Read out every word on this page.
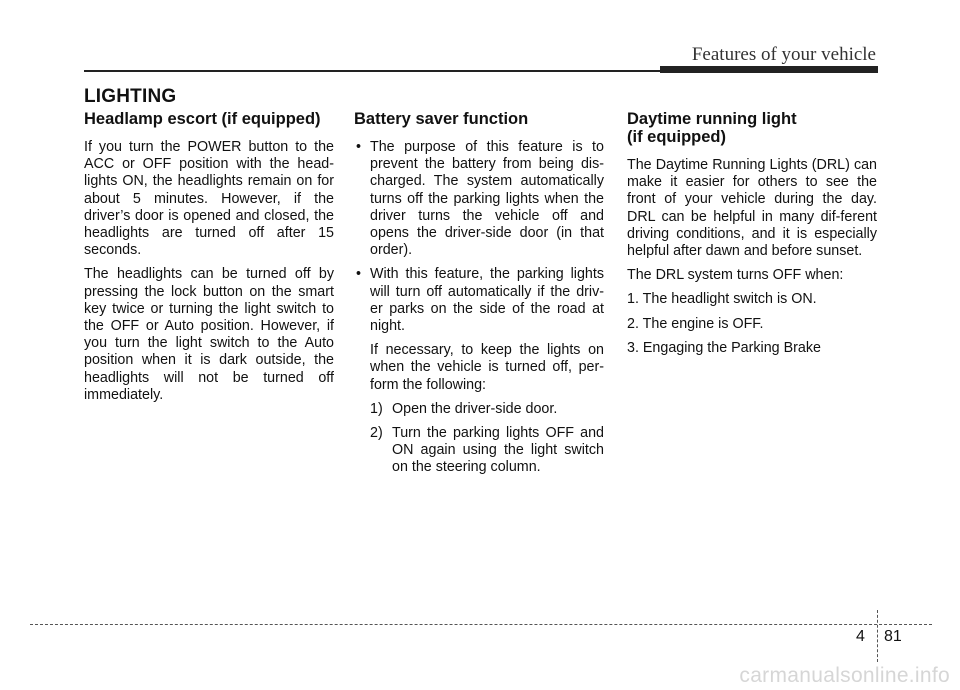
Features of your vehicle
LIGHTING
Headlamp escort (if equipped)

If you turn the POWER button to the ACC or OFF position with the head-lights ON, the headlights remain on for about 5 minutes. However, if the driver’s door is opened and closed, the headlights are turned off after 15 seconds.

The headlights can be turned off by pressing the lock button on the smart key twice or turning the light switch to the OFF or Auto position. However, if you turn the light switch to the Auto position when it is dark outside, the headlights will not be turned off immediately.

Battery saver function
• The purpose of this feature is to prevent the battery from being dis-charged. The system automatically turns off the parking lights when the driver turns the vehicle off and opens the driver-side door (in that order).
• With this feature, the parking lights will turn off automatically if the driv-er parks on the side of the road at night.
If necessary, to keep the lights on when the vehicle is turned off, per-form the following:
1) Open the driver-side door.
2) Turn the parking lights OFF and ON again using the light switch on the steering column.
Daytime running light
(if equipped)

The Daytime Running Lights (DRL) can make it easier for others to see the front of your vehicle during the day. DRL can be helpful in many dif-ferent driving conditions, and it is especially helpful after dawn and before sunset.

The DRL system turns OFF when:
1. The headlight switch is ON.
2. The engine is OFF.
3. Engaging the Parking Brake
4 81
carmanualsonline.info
_ _ _
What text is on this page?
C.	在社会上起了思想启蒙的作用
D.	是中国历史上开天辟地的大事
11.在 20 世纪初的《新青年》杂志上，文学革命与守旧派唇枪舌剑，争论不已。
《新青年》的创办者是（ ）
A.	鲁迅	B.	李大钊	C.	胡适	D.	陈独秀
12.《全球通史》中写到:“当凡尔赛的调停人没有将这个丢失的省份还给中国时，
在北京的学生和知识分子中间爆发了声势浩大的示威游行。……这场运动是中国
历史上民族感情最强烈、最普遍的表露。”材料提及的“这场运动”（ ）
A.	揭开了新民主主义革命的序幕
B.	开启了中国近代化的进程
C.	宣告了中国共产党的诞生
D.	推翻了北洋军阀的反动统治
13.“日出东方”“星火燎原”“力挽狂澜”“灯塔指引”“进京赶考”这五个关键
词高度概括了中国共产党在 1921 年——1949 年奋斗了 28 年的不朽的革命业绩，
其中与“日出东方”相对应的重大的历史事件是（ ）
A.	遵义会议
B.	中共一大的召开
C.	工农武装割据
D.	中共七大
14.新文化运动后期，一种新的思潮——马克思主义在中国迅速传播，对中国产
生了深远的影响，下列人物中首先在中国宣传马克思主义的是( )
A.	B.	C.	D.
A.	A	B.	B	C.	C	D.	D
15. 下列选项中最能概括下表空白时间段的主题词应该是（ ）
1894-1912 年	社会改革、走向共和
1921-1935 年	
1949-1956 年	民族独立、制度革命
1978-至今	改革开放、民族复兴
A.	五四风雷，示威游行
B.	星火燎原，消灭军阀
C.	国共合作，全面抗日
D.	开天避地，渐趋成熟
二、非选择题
_ _ _
__Work instructions__
Copy every line above in which the string "will" shows up.

__Solution to the problem__
The headlights can be turned off by pressing the lock button on the smart key twice or turning the light switch to the OFF or Auto position. However, if you turn the light switch to the Auto position when it is dark outside, the headlights will not be turned off immediately.
• With this feature, the parking lights will turn off automatically if the driv-er parks on the side of the road at night.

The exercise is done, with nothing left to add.